# [STATED EXERCISE]
Write out the entries verbatim and leave the images out of the copy.

▼

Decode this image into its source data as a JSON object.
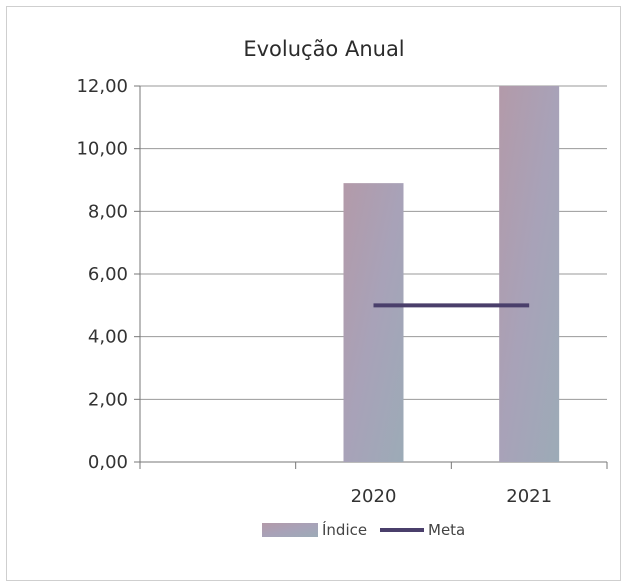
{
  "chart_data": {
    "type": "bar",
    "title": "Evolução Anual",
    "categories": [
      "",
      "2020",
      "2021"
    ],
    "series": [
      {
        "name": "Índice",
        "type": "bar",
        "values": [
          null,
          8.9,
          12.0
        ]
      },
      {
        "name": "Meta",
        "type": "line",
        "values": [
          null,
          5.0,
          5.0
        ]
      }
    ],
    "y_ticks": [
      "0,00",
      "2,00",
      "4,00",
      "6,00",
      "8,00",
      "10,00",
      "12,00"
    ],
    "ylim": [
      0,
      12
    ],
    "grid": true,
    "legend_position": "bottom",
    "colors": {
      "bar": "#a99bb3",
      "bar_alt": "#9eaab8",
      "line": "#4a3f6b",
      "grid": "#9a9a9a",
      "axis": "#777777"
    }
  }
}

▲

# [RESULT OF THIS EXERCISE]
Decode this image into its source data as a JSON object.
{
  "chart_data": {
    "type": "bar",
    "title": "Evolução Anual",
    "categories": [
      "",
      "2020",
      "2021"
    ],
    "series": [
      {
        "name": "Índice",
        "type": "bar",
        "values": [
          null,
          8.9,
          12.0
        ]
      },
      {
        "name": "Meta",
        "type": "line",
        "values": [
          null,
          5.0,
          5.0
        ]
      }
    ],
    "y_ticks": [
      "0,00",
      "2,00",
      "4,00",
      "6,00",
      "8,00",
      "10,00",
      "12,00"
    ],
    "ylim": [
      0,
      12
    ],
    "grid": true,
    "legend_position": "bottom",
    "colors": {
      "bar": "#a99bb3",
      "bar_alt": "#9eaab8",
      "line": "#4a3f6b",
      "grid": "#9a9a9a",
      "axis": "#777777"
    }
  }
}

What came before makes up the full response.